(Beginning of MATERIAL PROVIDED)
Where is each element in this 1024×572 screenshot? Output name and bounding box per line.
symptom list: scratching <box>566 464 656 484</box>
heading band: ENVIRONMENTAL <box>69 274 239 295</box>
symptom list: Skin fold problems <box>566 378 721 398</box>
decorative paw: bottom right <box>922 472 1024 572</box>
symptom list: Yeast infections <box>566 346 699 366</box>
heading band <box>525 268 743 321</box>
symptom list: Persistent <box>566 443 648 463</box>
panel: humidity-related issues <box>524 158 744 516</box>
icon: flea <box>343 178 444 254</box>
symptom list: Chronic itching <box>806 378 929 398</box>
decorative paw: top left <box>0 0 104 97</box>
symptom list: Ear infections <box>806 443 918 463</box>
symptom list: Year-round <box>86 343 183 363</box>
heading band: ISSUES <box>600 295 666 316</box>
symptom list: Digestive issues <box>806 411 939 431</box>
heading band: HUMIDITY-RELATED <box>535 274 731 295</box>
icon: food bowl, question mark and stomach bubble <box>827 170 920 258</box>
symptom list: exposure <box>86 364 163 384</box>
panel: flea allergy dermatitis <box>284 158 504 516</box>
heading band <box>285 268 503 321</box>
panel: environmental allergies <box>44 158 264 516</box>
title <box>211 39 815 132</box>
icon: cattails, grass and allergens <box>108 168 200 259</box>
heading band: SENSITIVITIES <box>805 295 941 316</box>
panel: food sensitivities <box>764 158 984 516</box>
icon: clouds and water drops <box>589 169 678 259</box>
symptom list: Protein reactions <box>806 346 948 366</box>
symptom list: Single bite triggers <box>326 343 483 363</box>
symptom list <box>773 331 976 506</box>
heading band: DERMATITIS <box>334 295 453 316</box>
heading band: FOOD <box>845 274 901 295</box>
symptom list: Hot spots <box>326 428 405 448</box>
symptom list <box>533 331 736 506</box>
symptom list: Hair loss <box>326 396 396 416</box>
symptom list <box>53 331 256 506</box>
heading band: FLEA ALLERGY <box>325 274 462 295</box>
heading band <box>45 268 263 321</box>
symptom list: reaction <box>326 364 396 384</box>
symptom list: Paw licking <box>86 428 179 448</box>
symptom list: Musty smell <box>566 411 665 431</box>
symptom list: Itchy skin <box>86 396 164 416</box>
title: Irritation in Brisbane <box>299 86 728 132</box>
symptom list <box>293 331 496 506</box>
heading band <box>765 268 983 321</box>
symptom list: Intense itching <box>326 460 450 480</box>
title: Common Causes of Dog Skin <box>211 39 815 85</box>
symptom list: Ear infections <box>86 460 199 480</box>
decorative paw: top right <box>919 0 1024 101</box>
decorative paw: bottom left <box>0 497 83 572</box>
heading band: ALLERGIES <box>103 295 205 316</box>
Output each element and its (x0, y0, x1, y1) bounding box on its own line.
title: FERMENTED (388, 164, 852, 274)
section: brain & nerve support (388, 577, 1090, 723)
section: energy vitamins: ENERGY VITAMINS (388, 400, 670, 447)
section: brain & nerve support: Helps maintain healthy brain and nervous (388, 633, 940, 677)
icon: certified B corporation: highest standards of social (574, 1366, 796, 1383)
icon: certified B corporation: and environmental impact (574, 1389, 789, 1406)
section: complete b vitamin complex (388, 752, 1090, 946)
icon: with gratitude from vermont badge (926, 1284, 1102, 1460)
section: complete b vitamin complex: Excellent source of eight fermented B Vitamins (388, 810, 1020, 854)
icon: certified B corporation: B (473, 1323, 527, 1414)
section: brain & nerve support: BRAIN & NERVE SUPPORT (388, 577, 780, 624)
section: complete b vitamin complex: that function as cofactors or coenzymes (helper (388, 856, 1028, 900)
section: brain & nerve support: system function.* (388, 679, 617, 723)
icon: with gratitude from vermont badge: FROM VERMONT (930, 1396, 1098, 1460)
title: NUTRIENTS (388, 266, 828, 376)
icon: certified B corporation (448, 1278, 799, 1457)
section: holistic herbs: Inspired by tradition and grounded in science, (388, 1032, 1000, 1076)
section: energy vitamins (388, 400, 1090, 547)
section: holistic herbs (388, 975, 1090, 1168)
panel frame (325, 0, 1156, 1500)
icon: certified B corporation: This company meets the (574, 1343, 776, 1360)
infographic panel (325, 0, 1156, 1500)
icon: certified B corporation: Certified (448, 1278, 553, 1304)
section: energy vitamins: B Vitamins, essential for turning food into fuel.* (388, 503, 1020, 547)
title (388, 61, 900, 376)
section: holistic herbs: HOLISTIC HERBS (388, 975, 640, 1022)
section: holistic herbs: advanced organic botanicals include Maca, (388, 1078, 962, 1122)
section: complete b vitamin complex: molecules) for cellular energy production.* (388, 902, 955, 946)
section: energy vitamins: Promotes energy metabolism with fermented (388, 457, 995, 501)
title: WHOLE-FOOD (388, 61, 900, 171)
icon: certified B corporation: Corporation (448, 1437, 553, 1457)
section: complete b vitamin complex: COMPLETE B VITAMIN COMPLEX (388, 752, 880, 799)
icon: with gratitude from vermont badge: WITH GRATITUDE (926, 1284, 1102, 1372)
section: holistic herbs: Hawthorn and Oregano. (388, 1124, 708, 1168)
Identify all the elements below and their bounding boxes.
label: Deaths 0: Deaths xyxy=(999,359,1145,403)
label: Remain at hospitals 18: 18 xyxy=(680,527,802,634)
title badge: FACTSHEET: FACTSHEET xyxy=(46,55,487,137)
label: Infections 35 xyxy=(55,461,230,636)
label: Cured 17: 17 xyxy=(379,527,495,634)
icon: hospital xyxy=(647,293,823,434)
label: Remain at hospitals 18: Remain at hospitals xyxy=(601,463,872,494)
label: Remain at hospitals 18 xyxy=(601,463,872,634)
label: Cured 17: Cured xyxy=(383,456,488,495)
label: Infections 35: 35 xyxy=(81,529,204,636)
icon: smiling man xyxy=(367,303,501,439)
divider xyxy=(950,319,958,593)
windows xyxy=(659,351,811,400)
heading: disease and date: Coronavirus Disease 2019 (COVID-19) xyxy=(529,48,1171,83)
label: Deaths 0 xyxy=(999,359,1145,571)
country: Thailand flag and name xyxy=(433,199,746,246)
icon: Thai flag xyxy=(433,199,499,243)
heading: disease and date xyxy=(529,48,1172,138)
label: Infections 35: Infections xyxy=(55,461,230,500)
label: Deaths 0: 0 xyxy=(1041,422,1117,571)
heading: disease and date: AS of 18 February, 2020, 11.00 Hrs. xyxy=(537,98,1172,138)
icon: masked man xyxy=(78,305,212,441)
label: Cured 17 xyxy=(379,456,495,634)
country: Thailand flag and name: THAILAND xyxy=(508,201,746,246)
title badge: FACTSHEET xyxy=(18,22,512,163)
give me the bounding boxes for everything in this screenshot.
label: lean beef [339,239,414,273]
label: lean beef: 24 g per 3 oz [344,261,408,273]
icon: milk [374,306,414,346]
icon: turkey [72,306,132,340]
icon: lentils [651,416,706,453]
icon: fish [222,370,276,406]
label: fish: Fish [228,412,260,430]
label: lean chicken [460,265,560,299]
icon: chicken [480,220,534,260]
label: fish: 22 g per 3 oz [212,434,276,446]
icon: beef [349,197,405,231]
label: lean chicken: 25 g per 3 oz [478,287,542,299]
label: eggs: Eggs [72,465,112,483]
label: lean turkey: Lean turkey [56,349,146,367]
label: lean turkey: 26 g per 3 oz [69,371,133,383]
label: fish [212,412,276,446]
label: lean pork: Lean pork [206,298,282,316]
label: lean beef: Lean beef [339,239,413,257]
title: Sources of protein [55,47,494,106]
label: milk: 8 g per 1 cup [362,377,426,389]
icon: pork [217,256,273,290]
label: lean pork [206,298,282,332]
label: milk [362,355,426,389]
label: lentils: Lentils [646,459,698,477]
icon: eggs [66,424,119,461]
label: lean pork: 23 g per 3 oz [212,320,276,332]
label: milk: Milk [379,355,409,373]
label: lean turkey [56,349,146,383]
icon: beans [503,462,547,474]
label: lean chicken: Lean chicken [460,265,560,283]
(End of MATERIAL PROVIDED)
* EXERCISE AIM *
Whenever the word "gratitude" appears in a line above, copy that line.

* SOLUTION *
icon: with gratitude from vermont badge (926, 1284, 1102, 1460)
icon: with gratitude from vermont badge: FROM VERMONT (930, 1396, 1098, 1460)
icon: with gratitude from vermont badge: WITH GRATITUDE (926, 1284, 1102, 1372)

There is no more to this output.